§ **Exercise task**
Reproduce all of the listing below without alteration.

§ **Dataset records**
____

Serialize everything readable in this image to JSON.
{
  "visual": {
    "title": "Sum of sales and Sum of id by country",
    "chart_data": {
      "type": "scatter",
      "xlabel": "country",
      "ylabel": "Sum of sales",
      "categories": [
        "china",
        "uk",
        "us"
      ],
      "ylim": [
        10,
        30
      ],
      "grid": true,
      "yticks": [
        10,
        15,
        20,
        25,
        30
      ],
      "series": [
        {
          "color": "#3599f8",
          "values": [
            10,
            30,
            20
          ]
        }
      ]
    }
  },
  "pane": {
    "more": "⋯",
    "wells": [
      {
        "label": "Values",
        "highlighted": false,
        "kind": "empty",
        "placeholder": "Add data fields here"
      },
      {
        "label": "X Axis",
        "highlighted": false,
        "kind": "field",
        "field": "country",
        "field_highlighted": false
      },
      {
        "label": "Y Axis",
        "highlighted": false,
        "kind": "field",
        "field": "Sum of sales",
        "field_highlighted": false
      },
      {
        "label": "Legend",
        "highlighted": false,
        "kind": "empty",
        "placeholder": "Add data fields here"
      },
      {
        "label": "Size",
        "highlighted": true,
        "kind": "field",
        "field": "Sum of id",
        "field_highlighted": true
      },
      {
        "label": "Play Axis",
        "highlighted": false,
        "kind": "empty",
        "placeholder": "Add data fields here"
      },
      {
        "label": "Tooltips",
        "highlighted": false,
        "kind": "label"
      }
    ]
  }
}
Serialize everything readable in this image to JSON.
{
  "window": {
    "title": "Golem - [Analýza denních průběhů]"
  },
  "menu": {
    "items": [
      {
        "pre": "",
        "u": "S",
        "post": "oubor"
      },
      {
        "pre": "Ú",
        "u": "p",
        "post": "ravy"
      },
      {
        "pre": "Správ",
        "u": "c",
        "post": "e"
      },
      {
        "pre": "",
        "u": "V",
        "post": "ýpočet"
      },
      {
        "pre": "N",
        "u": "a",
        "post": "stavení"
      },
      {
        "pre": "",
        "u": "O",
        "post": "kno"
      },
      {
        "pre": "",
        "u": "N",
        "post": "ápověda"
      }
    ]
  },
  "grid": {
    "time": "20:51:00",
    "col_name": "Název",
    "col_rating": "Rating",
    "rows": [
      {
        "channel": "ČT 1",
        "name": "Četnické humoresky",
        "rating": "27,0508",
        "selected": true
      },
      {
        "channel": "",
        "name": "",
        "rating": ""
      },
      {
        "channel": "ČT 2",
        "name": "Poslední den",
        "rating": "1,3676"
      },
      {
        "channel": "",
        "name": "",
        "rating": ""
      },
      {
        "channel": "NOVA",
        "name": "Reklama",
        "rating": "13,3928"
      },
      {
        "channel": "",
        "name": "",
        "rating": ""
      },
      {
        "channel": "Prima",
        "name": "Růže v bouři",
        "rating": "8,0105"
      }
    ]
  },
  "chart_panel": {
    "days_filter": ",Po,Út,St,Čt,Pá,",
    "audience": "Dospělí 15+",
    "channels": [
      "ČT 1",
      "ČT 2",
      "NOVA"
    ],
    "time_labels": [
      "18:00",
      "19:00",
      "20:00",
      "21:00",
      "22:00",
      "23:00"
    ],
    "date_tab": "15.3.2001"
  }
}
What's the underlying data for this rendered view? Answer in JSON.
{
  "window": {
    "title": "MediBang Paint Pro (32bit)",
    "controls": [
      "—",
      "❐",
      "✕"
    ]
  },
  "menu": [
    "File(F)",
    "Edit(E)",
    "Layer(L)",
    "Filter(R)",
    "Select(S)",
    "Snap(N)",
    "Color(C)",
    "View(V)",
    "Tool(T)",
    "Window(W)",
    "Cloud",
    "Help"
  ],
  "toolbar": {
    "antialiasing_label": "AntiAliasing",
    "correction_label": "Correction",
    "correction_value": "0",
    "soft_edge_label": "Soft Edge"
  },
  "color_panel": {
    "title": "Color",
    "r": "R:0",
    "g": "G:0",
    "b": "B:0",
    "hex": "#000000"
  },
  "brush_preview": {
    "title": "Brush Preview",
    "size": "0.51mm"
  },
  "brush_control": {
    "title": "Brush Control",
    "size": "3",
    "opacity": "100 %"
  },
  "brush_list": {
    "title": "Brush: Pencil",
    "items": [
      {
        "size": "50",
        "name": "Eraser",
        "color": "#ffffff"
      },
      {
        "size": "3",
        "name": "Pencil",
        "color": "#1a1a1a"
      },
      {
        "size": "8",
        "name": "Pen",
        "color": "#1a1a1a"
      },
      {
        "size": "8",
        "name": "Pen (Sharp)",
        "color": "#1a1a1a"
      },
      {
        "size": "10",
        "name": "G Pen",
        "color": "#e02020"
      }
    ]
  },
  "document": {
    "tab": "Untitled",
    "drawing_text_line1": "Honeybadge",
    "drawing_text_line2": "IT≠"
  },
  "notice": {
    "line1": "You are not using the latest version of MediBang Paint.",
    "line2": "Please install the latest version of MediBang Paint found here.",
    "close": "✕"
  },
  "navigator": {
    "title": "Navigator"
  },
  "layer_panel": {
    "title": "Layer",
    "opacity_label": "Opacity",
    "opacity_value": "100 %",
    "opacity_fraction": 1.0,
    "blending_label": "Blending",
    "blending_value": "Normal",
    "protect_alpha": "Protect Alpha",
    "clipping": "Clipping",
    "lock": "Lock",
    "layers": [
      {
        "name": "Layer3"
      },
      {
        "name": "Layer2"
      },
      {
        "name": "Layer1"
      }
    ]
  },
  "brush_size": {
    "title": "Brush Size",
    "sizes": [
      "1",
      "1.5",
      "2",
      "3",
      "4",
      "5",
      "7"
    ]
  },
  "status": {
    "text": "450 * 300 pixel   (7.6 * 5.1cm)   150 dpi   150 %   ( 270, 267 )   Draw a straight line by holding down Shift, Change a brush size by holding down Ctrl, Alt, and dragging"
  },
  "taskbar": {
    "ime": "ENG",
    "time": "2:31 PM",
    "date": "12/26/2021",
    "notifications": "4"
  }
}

____

§ **Task answer**
Serialize everything readable in this image to JSON.
{
  "visual": {
    "title": "Sum of sales and Sum of id by country",
    "chart_data": {
      "type": "scatter",
      "xlabel": "country",
      "ylabel": "Sum of sales",
      "categories": [
        "china",
        "uk",
        "us"
      ],
      "ylim": [
        10,
        30
      ],
      "grid": true,
      "yticks": [
        10,
        15,
        20,
        25,
        30
      ],
      "series": [
        {
          "color": "#3599f8",
          "values": [
            10,
            30,
            20
          ]
        }
      ]
    }
  },
  "pane": {
    "more": "⋯",
    "wells": [
      {
        "label": "Values",
        "highlighted": false,
        "kind": "empty",
        "placeholder": "Add data fields here"
      },
      {
        "label": "X Axis",
        "highlighted": false,
        "kind": "field",
        "field": "country",
        "field_highlighted": false
      },
      {
        "label": "Y Axis",
        "highlighted": false,
        "kind": "field",
        "field": "Sum of sales",
        "field_highlighted": false
      },
      {
        "label": "Legend",
        "highlighted": false,
        "kind": "empty",
        "placeholder": "Add data fields here"
      },
      {
        "label": "Size",
        "highlighted": true,
        "kind": "field",
        "field": "Sum of id",
        "field_highlighted": true
      },
      {
        "label": "Play Axis",
        "highlighted": false,
        "kind": "empty",
        "placeholder": "Add data fields here"
      },
      {
        "label": "Tooltips",
        "highlighted": false,
        "kind": "label"
      }
    ]
  }
}
Serialize everything readable in this image to JSON.
{
  "window": {
    "title": "Golem - [Analýza denních průběhů]"
  },
  "menu": {
    "items": [
      {
        "pre": "",
        "u": "S",
        "post": "oubor"
      },
      {
        "pre": "Ú",
        "u": "p",
        "post": "ravy"
      },
      {
        "pre": "Správ",
        "u": "c",
        "post": "e"
      },
      {
        "pre": "",
        "u": "V",
        "post": "ýpočet"
      },
      {
        "pre": "N",
        "u": "a",
        "post": "stavení"
      },
      {
        "pre": "",
        "u": "O",
        "post": "kno"
      },
      {
        "pre": "",
        "u": "N",
        "post": "ápověda"
      }
    ]
  },
  "grid": {
    "time": "20:51:00",
    "col_name": "Název",
    "col_rating": "Rating",
    "rows": [
      {
        "channel": "ČT 1",
        "name": "Četnické humoresky",
        "rating": "27,0508",
        "selected": true
      },
      {
        "channel": "",
        "name": "",
        "rating": ""
      },
      {
        "channel": "ČT 2",
        "name": "Poslední den",
        "rating": "1,3676"
      },
      {
        "channel": "",
        "name": "",
        "rating": ""
      },
      {
        "channel": "NOVA",
        "name": "Reklama",
        "rating": "13,3928"
      },
      {
        "channel": "",
        "name": "",
        "rating": ""
      },
      {
        "channel": "Prima",
        "name": "Růže v bouři",
        "rating": "8,0105"
      }
    ]
  },
  "chart_panel": {
    "days_filter": ",Po,Út,St,Čt,Pá,",
    "audience": "Dospělí 15+",
    "channels": [
      "ČT 1",
      "ČT 2",
      "NOVA"
    ],
    "time_labels": [
      "18:00",
      "19:00",
      "20:00",
      "21:00",
      "22:00",
      "23:00"
    ],
    "date_tab": "15.3.2001"
  }
}
What's the underlying data for this rendered view? Answer in JSON.
{
  "window": {
    "title": "MediBang Paint Pro (32bit)",
    "controls": [
      "—",
      "❐",
      "✕"
    ]
  },
  "menu": [
    "File(F)",
    "Edit(E)",
    "Layer(L)",
    "Filter(R)",
    "Select(S)",
    "Snap(N)",
    "Color(C)",
    "View(V)",
    "Tool(T)",
    "Window(W)",
    "Cloud",
    "Help"
  ],
  "toolbar": {
    "antialiasing_label": "AntiAliasing",
    "correction_label": "Correction",
    "correction_value": "0",
    "soft_edge_label": "Soft Edge"
  },
  "color_panel": {
    "title": "Color",
    "r": "R:0",
    "g": "G:0",
    "b": "B:0",
    "hex": "#000000"
  },
  "brush_preview": {
    "title": "Brush Preview",
    "size": "0.51mm"
  },
  "brush_control": {
    "title": "Brush Control",
    "size": "3",
    "opacity": "100 %"
  },
  "brush_list": {
    "title": "Brush: Pencil",
    "items": [
      {
        "size": "50",
        "name": "Eraser",
        "color": "#ffffff"
      },
      {
        "size": "3",
        "name": "Pencil",
        "color": "#1a1a1a"
      },
      {
        "size": "8",
        "name": "Pen",
        "color": "#1a1a1a"
      },
      {
        "size": "8",
        "name": "Pen (Sharp)",
        "color": "#1a1a1a"
      },
      {
        "size": "10",
        "name": "G Pen",
        "color": "#e02020"
      }
    ]
  },
  "document": {
    "tab": "Untitled",
    "drawing_text_line1": "Honeybadge",
    "drawing_text_line2": "IT≠"
  },
  "notice": {
    "line1": "You are not using the latest version of MediBang Paint.",
    "line2": "Please install the latest version of MediBang Paint found here.",
    "close": "✕"
  },
  "navigator": {
    "title": "Navigator"
  },
  "layer_panel": {
    "title": "Layer",
    "opacity_label": "Opacity",
    "opacity_value": "100 %",
    "opacity_fraction": 1.0,
    "blending_label": "Blending",
    "blending_value": "Normal",
    "protect_alpha": "Protect Alpha",
    "clipping": "Clipping",
    "lock": "Lock",
    "layers": [
      {
        "name": "Layer3"
      },
      {
        "name": "Layer2"
      },
      {
        "name": "Layer1"
      }
    ]
  },
  "brush_size": {
    "title": "Brush Size",
    "sizes": [
      "1",
      "1.5",
      "2",
      "3",
      "4",
      "5",
      "7"
    ]
  },
  "status": {
    "text": "450 * 300 pixel   (7.6 * 5.1cm)   150 dpi   150 %   ( 270, 267 )   Draw a straight line by holding down Shift, Change a brush size by holding down Ctrl, Alt, and dragging"
  },
  "taskbar": {
    "ime": "ENG",
    "time": "2:31 PM",
    "date": "12/26/2021",
    "notifications": "4"
  }
}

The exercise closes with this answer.